■ WHAT YOU SHOULD DO: Reproduce all of the records below with every instance of "text-line" substituted by "line of text", leaving everything else unchanged. Omit the pictures from your answer.
## START GIVEN RECORDS
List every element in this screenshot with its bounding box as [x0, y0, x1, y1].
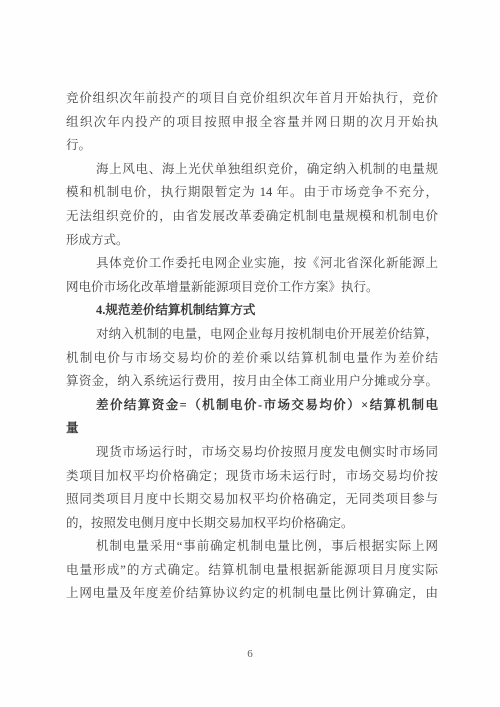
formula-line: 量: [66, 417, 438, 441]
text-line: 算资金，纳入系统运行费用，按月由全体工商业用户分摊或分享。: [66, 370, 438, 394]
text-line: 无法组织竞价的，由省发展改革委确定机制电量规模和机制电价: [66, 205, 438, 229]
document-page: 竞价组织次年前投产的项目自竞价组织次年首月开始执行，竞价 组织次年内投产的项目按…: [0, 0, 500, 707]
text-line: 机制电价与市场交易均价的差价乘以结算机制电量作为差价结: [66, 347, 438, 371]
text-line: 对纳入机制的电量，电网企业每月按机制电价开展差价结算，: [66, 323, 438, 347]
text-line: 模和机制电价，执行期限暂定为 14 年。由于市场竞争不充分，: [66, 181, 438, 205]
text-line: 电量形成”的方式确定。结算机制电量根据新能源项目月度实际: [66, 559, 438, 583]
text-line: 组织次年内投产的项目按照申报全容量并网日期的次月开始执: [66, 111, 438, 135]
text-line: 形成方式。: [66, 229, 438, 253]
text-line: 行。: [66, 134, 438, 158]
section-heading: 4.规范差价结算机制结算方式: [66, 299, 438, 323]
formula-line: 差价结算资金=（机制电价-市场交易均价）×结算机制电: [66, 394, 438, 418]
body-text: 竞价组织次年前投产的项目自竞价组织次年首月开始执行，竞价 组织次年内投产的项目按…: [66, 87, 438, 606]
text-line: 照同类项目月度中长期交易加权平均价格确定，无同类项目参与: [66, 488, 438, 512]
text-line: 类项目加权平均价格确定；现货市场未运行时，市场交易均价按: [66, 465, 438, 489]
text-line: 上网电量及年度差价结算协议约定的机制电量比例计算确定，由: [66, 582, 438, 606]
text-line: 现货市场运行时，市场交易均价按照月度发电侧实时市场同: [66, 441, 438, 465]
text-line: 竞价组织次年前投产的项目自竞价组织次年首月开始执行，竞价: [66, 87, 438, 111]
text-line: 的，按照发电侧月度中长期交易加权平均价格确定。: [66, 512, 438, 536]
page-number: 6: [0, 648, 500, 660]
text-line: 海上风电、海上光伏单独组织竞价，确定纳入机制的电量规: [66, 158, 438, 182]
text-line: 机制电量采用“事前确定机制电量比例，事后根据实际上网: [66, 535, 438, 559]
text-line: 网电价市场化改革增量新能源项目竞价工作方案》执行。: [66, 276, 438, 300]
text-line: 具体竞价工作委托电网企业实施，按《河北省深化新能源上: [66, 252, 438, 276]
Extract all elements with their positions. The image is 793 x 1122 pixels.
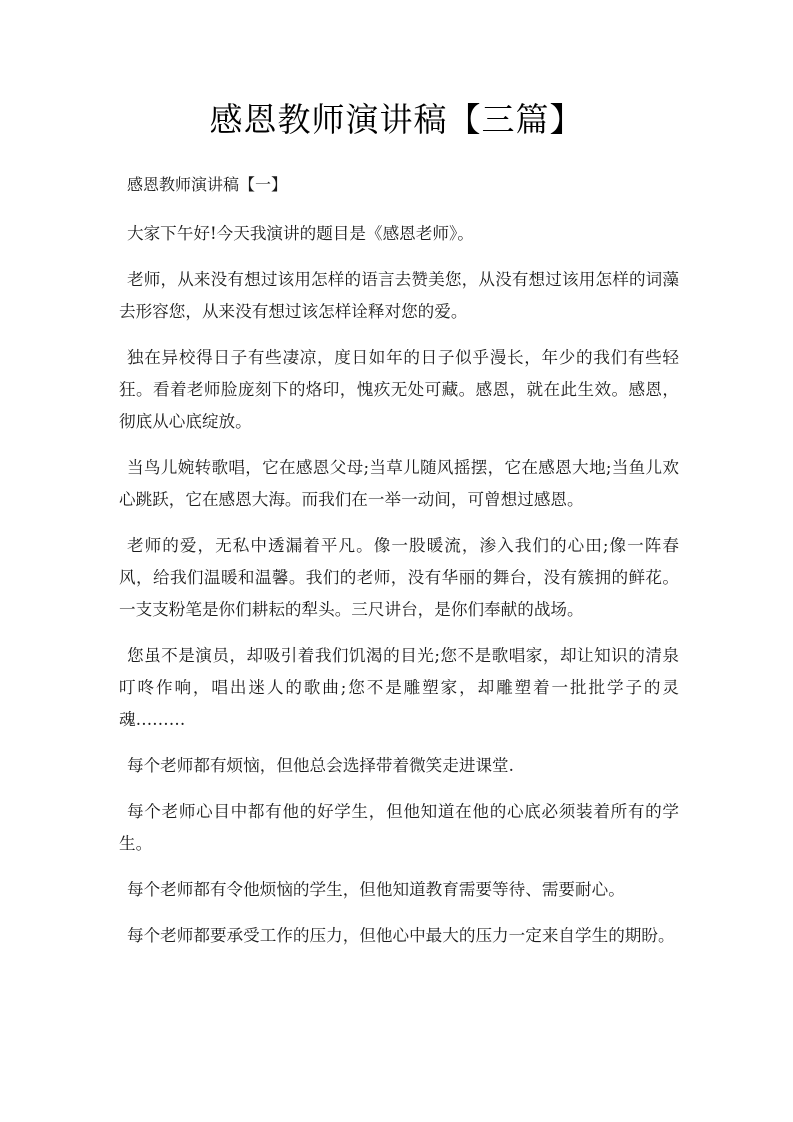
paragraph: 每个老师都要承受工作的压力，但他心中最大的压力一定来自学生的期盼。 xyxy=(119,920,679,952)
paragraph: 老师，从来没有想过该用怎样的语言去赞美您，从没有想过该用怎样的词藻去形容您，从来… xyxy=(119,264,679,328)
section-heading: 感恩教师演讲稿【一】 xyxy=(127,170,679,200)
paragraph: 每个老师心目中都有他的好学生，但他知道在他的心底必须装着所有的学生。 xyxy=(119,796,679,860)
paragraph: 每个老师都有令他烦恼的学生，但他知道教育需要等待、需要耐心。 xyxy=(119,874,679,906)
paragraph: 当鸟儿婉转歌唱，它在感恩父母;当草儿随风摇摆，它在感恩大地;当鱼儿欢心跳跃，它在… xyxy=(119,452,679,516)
## END GIVEN RECORDS
■ OUTPUT OF THE TASK:
List every element in this screenshot with its bounding box as [x0, y0, x1, y1].
formula-line: 量: [66, 417, 438, 441]
line of text: 算资金，纳入系统运行费用，按月由全体工商业用户分摊或分享。: [66, 370, 438, 394]
line of text: 无法组织竞价的，由省发展改革委确定机制电量规模和机制电价: [66, 205, 438, 229]
document-page: 竞价组织次年前投产的项目自竞价组织次年首月开始执行，竞价 组织次年内投产的项目按…: [0, 0, 500, 707]
line of text: 机制电价与市场交易均价的差价乘以结算机制电量作为差价结: [66, 347, 438, 371]
line of text: 对纳入机制的电量，电网企业每月按机制电价开展差价结算，: [66, 323, 438, 347]
line of text: 模和机制电价，执行期限暂定为 14 年。由于市场竞争不充分，: [66, 181, 438, 205]
line of text: 电量形成”的方式确定。结算机制电量根据新能源项目月度实际: [66, 559, 438, 583]
line of text: 组织次年内投产的项目按照申报全容量并网日期的次月开始执: [66, 111, 438, 135]
line of text: 形成方式。: [66, 229, 438, 253]
line of text: 行。: [66, 134, 438, 158]
section-heading: 4.规范差价结算机制结算方式: [66, 299, 438, 323]
formula-line: 差价结算资金=（机制电价-市场交易均价）×结算机制电: [66, 394, 438, 418]
body-text: 竞价组织次年前投产的项目自竞价组织次年首月开始执行，竞价 组织次年内投产的项目按…: [66, 87, 438, 606]
line of text: 照同类项目月度中长期交易加权平均价格确定，无同类项目参与: [66, 488, 438, 512]
line of text: 类项目加权平均价格确定；现货市场未运行时，市场交易均价按: [66, 465, 438, 489]
line of text: 上网电量及年度差价结算协议约定的机制电量比例计算确定，由: [66, 582, 438, 606]
line of text: 现货市场运行时，市场交易均价按照月度发电侧实时市场同: [66, 441, 438, 465]
line of text: 竞价组织次年前投产的项目自竞价组织次年首月开始执行，竞价: [66, 87, 438, 111]
line of text: 的，按照发电侧月度中长期交易加权平均价格确定。: [66, 512, 438, 536]
page-number: 6: [0, 648, 500, 660]
line of text: 海上风电、海上光伏单独组织竞价，确定纳入机制的电量规: [66, 158, 438, 182]
line of text: 机制电量采用“事前确定机制电量比例，事后根据实际上网: [66, 535, 438, 559]
line of text: 网电价市场化改革增量新能源项目竞价工作方案》执行。: [66, 276, 438, 300]
line of text: 具体竞价工作委托电网企业实施，按《河北省深化新能源上: [66, 252, 438, 276]
Extract all elements with their positions. The image is 793 x 1122 pixels.
paragraph: 每个老师都要承受工作的压力，但他心中最大的压力一定来自学生的期盼。 xyxy=(119,920,679,952)
paragraph: 老师，从来没有想过该用怎样的语言去赞美您，从没有想过该用怎样的词藻去形容您，从来… xyxy=(119,264,679,328)
section-heading: 感恩教师演讲稿【一】 xyxy=(127,170,679,200)
paragraph: 每个老师心目中都有他的好学生，但他知道在他的心底必须装着所有的学生。 xyxy=(119,796,679,860)
paragraph: 每个老师都有令他烦恼的学生，但他知道教育需要等待、需要耐心。 xyxy=(119,874,679,906)
paragraph: 当鸟儿婉转歌唱，它在感恩父母;当草儿随风摇摆，它在感恩大地;当鱼儿欢心跳跃，它在… xyxy=(119,452,679,516)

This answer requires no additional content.